(Given exercise): In the passage below on determining sample size, what does a Type I error correspond to in the criminal trial analogy?

Step 5: Determine the optimal sample size
(P).
|
|
(P) = plan example
(R) = report example
|
|
Why sample size matters
When using statistics from a sample to make an inference to a larger population,
the sample statistics will never perfectly match the corresponding population values.
That is, due to the random nature of sampling, some estimates will be slightly lower
than their "true" population values, and some higher. This leads to two types of errors
one may make:
Type I (false positive): Claiming to detect an effect or contrast that truly
does not exist in the population. That is, due to random fluctuations, your sample data
shows a larger effect than is truly present. If this sample effect is larger than
thresholds for a minimum detectable effect, you may erroneously conclude that an effect
is present in the population.
Type II (false negative): Failure to detect an effect or contrast that truly does exist.
Due to random fluctuations, your sample data shows a smaller effect than is truly
present. If this small effect falls below the minimum detectable effect size, you
may conclude that there is no real effect.
An appropriate analogy is a criminal trial in a court of law. Beginning with a
presumption of innocence (which in an evaluation context would be a default
position of "no effect") the prosecutor must assemble sufficient evidence to convince
a jury of guilt (a "real effect") beyond a reasonable doubt. A false positive
(Type I error) corresponds to incorrectly convicting an innocent person. A false
negative (Type II error) corresponds to failing to convict someone who is truly
guilty. In our legal system, we tend to error on the side of avoiding Type I errors.
We do this by raising the bar for standards of evidence, even if that means we will
occasionally commit a Type II error as a consequence.
Gathering evidence costs time, money, and other resources. As evaluation designers,
we must figure out what threshold of evidence is necessary for our particular case, what
degree of Type I and Type II errors we can tolerate, and what our budget will allow for
data collection.
Setting a minimum detectable effect
Most interventions have costs, possibly including the purchase of new materials,
teacher training, disruption of established routines, and opportunity costs
associated with unwillingness to make other potentially beneficial changes while in
the midst of a transition. As a result, there may be a minimum amount of improvement
(sometimes called a "minimum effect size" or "critical effect") that you’d have to
see between the mean measured outcomes of the groups with and without the
intervention in order to deem the intervention successful
Some common ways of expressing effects might be:
- A fixed degree of improvement, such as 10 points on a mean standardized test score
- A proportional degree of improvement, such as a 15% increase in high school
graduation rates
- A standardized effect size, which is a technical measure favored by statisticians.1
Determining the minimum effect size is a matter of judgment. Use your knowledge of the
field and of prior research, if there is any, and take into account the stakeholders'
judgment about how much of an effect would be needed to consider the project a success.

(Supplied information):
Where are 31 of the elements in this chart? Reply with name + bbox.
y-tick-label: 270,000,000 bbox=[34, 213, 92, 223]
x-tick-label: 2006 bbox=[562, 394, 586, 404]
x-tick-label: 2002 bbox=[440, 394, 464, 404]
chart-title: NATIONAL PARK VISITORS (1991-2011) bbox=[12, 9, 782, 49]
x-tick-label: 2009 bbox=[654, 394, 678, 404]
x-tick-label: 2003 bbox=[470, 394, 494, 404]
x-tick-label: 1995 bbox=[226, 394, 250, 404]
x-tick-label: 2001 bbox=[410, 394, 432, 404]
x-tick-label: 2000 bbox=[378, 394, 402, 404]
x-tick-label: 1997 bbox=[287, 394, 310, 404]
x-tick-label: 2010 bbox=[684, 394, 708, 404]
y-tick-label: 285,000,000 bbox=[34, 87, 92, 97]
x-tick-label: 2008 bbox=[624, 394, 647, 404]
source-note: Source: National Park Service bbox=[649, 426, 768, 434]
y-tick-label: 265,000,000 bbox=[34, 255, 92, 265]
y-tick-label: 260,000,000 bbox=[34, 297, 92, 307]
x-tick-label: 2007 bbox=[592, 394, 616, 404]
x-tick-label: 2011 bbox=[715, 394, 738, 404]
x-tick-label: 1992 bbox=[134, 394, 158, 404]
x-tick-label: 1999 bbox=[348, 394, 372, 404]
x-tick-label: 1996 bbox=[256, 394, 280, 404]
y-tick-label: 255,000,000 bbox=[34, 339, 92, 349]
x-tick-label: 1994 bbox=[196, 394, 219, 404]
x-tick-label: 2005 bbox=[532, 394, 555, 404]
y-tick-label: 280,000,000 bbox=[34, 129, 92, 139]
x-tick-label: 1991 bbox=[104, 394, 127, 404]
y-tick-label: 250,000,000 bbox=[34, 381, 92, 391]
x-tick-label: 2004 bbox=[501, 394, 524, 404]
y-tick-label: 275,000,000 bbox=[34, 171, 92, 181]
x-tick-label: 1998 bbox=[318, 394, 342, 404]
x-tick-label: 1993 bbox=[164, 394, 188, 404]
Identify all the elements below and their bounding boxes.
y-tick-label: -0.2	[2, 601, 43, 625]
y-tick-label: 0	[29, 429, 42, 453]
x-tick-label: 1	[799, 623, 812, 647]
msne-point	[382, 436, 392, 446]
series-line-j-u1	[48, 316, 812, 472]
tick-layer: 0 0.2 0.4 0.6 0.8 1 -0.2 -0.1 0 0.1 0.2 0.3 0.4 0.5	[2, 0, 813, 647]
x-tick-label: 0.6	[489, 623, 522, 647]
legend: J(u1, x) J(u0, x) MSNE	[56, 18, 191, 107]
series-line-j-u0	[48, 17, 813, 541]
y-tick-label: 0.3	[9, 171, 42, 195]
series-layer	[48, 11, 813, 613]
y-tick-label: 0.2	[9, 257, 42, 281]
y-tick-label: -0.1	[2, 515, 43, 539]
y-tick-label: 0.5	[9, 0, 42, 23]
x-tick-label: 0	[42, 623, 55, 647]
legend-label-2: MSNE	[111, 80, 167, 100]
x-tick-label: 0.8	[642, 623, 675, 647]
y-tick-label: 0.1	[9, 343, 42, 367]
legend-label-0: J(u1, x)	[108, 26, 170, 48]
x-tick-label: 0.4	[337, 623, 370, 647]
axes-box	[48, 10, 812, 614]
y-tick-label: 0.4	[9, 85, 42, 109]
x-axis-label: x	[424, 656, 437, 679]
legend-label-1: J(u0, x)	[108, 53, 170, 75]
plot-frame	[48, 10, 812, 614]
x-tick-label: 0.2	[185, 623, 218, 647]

(Answer): Incorrectly convicting an innocent person.